→ **THE INPUT**:
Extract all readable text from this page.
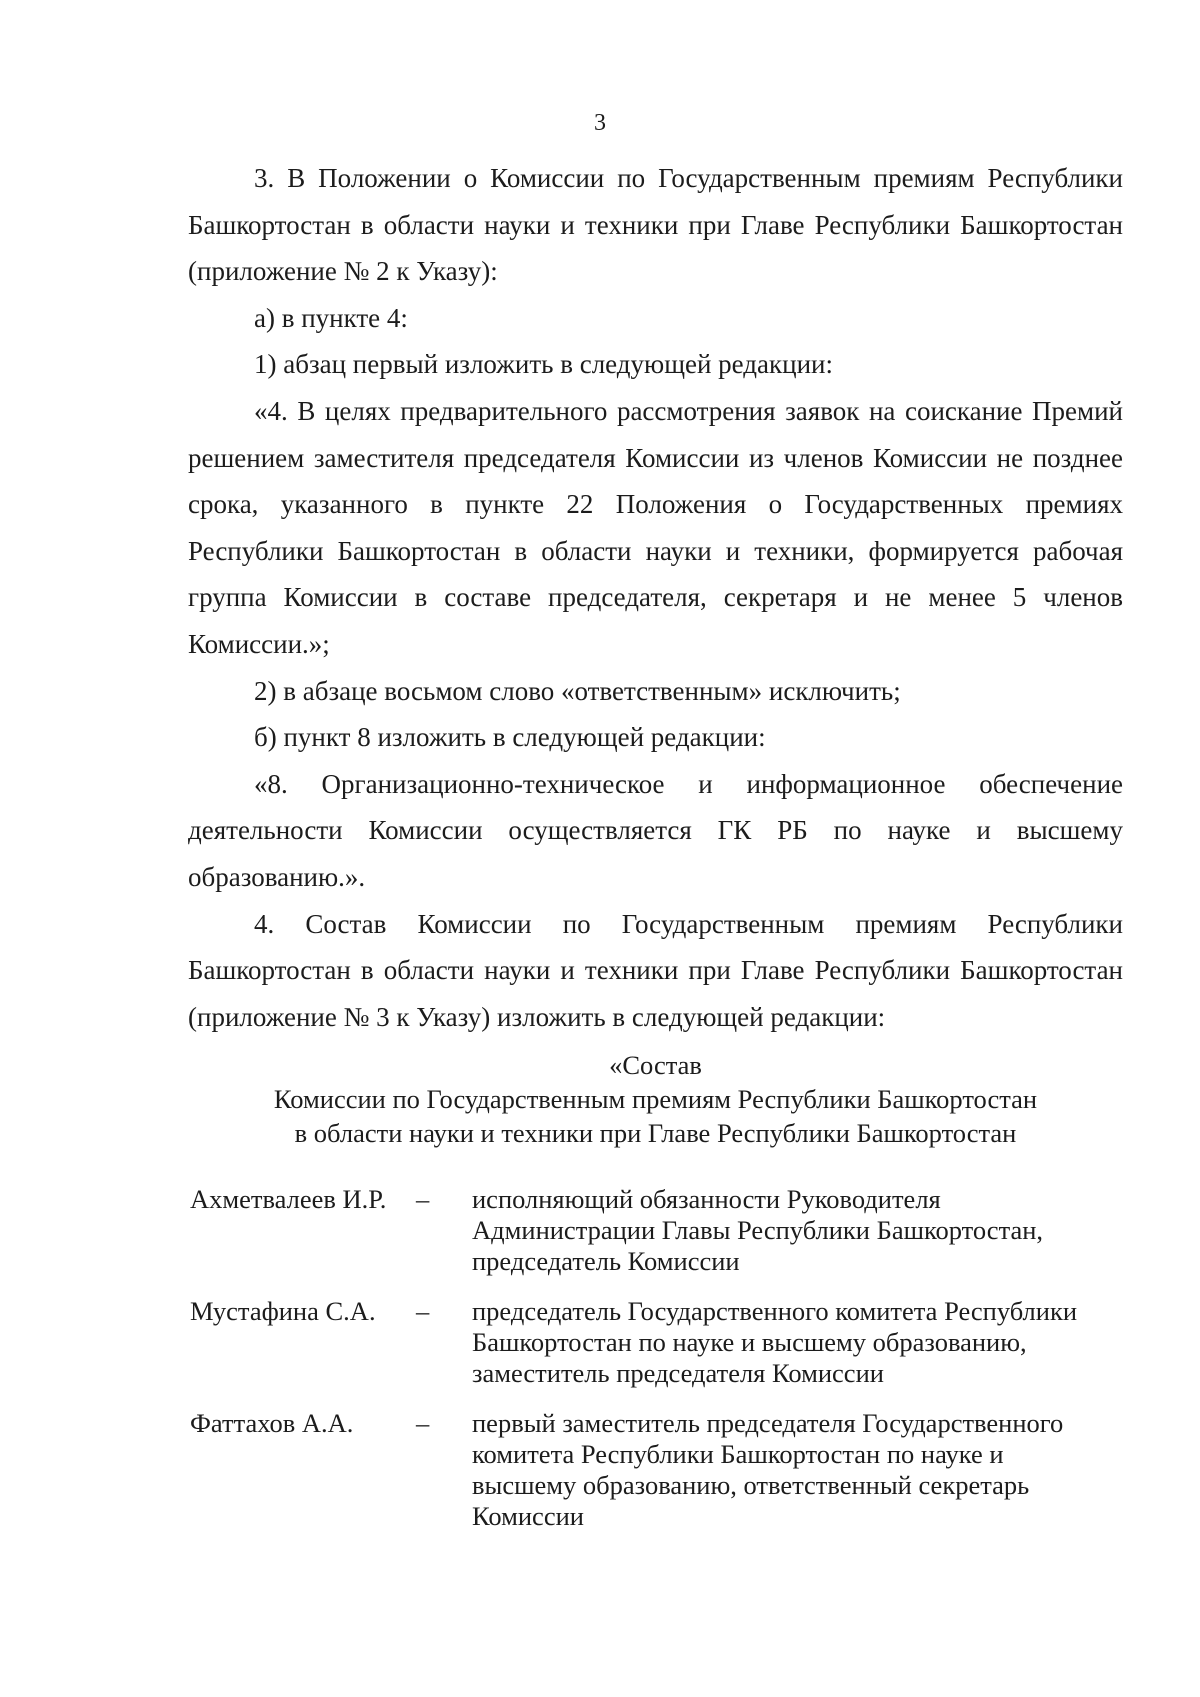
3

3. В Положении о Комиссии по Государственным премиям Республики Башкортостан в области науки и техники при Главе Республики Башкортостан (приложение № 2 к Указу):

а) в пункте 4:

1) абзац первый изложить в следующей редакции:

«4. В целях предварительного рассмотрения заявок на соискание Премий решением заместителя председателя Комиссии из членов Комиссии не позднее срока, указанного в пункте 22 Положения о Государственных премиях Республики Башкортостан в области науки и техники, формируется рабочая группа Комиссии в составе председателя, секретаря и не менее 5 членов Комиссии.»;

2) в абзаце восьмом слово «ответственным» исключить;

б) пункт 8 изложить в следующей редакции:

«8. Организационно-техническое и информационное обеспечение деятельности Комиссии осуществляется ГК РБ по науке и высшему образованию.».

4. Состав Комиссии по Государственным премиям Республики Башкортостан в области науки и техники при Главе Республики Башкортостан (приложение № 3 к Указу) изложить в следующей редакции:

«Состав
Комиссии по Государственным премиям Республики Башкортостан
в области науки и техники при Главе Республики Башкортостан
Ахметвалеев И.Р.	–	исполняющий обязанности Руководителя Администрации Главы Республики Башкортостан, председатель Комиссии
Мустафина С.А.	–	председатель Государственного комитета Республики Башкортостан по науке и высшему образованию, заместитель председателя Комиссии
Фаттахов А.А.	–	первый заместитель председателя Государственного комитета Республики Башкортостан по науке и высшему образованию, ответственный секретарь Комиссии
---
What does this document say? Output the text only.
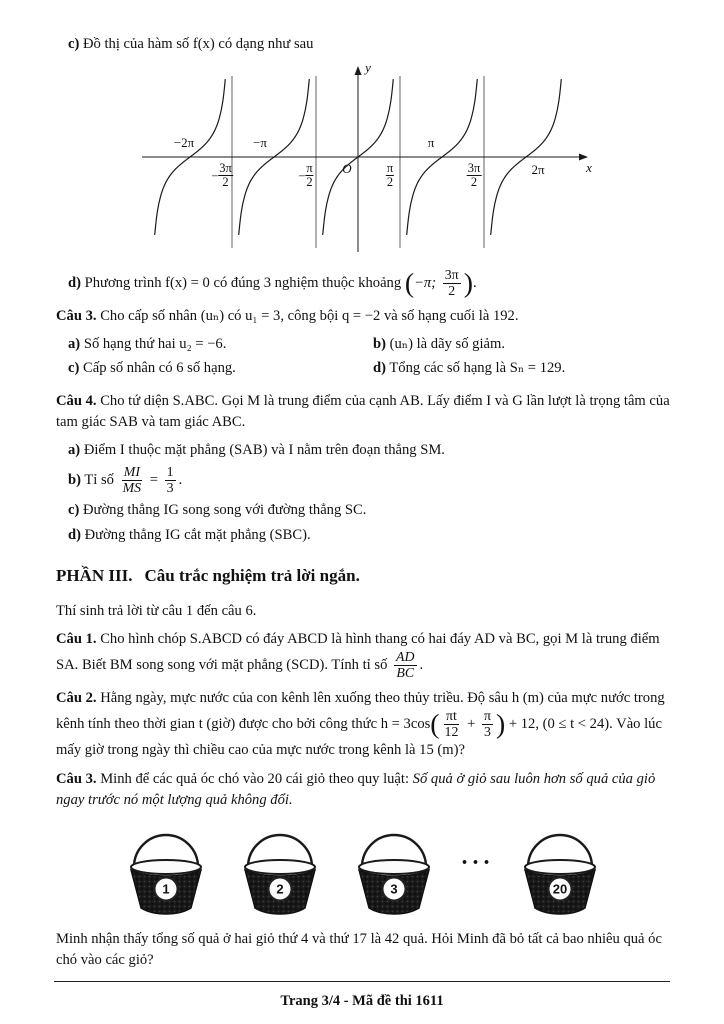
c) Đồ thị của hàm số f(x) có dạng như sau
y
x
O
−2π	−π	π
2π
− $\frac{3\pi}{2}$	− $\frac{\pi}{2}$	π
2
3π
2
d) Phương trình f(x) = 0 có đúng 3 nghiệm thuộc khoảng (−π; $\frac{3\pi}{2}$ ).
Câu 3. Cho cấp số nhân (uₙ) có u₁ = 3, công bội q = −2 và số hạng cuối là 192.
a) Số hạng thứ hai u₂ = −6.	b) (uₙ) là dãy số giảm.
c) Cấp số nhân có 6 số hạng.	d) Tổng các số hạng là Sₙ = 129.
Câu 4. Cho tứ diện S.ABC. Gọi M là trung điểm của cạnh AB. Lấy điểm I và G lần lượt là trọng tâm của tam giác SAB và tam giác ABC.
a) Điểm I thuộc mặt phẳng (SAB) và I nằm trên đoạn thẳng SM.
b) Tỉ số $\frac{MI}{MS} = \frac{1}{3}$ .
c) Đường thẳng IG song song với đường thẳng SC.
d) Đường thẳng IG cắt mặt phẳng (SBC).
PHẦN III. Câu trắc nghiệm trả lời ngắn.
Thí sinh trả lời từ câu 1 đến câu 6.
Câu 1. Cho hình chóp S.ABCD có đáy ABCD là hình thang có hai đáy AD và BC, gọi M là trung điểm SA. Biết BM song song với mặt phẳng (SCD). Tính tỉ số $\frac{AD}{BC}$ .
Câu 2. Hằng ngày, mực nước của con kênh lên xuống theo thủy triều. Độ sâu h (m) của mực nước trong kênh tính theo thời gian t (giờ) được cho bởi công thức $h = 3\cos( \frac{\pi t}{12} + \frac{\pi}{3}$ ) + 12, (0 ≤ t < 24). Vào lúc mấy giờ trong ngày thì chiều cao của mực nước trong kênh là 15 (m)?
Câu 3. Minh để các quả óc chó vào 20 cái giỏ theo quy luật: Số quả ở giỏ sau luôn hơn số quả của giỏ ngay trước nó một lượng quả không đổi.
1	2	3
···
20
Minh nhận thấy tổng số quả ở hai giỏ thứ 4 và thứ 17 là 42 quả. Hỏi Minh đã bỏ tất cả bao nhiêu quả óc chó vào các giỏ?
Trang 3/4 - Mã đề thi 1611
* * *
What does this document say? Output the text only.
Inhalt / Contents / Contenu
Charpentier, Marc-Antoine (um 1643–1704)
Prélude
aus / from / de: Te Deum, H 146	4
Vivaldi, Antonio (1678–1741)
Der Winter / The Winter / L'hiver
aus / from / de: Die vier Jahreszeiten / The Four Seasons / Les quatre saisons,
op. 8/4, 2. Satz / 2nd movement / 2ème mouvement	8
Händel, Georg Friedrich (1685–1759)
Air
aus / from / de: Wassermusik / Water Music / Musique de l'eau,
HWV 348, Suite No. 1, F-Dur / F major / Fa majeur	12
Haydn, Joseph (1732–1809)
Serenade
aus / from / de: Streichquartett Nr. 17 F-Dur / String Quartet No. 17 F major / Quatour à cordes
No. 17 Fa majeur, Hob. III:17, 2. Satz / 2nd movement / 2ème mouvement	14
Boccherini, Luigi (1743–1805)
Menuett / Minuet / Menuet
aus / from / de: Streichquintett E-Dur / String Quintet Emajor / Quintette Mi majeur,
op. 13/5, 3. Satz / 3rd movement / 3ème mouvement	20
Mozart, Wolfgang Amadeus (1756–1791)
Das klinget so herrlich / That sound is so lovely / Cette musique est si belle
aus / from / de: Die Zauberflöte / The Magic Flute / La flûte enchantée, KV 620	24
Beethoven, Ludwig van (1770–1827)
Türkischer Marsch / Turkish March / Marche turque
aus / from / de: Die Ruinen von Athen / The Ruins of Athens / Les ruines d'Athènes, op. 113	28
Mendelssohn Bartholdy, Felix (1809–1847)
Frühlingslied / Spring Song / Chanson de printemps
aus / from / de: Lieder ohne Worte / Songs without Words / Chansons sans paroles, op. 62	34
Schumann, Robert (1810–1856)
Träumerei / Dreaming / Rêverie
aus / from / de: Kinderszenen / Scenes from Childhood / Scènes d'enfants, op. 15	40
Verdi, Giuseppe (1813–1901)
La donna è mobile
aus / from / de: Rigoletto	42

→ **STATED PROBLEM**: In the lines above, locate the string "редакции". Copy every line where it occurs.

→ **RESPONSE BELOW**:
1) абзац первый изложить в следующей редакции:
б) пункт 8 изложить в следующей редакции:
4. Состав Комиссии по Государственным премиям Республики Башкортостан в области науки и техники при Главе Республики Башкортостан (приложение № 3 к Указу) изложить в следующей редакции:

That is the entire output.